> _Directions for this task_:
Copy out every line of the material below, keeping each character unchanged.

> _Provided information_:
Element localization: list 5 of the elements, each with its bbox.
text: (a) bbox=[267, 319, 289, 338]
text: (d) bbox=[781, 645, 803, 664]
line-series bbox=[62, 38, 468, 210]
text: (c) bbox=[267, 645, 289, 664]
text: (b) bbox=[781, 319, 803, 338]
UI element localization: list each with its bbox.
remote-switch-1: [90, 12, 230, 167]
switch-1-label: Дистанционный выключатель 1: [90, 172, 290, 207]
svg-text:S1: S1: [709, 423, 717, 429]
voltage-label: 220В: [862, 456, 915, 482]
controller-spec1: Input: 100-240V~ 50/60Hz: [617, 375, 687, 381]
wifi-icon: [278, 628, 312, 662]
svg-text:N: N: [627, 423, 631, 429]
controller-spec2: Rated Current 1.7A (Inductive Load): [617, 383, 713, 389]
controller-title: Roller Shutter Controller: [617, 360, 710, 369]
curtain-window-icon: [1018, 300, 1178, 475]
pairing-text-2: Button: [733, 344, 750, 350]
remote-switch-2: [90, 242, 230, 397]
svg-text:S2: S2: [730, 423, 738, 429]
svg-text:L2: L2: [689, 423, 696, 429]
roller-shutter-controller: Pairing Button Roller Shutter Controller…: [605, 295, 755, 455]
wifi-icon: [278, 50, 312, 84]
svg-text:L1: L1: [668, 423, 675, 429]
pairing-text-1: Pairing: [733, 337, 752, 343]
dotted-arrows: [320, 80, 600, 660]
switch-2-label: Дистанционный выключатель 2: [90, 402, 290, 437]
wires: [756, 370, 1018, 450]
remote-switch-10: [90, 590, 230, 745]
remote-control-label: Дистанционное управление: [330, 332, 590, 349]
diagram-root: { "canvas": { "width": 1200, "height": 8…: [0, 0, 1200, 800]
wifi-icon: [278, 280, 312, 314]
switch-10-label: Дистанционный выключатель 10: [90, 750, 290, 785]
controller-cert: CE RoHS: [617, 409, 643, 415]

> _Full solution_:
Element localization: list 5 of the elements, each with its bbox.
text: (a) bbox=[267, 319, 289, 338]
text: (d) bbox=[781, 645, 803, 664]
line-series bbox=[62, 38, 468, 210]
text: (c) bbox=[267, 645, 289, 664]
text: (b) bbox=[781, 319, 803, 338]
UI element localization: list each with its bbox.
remote-switch-1: [90, 12, 230, 167]
switch-1-label: Дистанционный выключатель 1: [90, 172, 290, 207]
svg-text:S1: S1: [709, 423, 717, 429]
voltage-label: 220В: [862, 456, 915, 482]
controller-spec1: Input: 100-240V~ 50/60Hz: [617, 375, 687, 381]
wifi-icon: [278, 628, 312, 662]
svg-text:N: N: [627, 423, 631, 429]
controller-spec2: Rated Current 1.7A (Inductive Load): [617, 383, 713, 389]
controller-title: Roller Shutter Controller: [617, 360, 710, 369]
curtain-window-icon: [1018, 300, 1178, 475]
pairing-text-2: Button: [733, 344, 750, 350]
remote-switch-2: [90, 242, 230, 397]
svg-text:S2: S2: [730, 423, 738, 429]
svg-text:L2: L2: [689, 423, 696, 429]
roller-shutter-controller: Pairing Button Roller Shutter Controller…: [605, 295, 755, 455]
wifi-icon: [278, 50, 312, 84]
svg-text:L1: L1: [668, 423, 675, 429]
pairing-text-1: Pairing: [733, 337, 752, 343]
dotted-arrows: [320, 80, 600, 660]
switch-2-label: Дистанционный выключатель 2: [90, 402, 290, 437]
wires: [756, 370, 1018, 450]
remote-switch-10: [90, 590, 230, 745]
remote-control-label: Дистанционное управление: [330, 332, 590, 349]
diagram-root: { "canvas": { "width": 1200, "height": 8…: [0, 0, 1200, 800]
wifi-icon: [278, 280, 312, 314]
switch-10-label: Дистанционный выключатель 10: [90, 750, 290, 785]
controller-cert: CE RoHS: [617, 409, 643, 415]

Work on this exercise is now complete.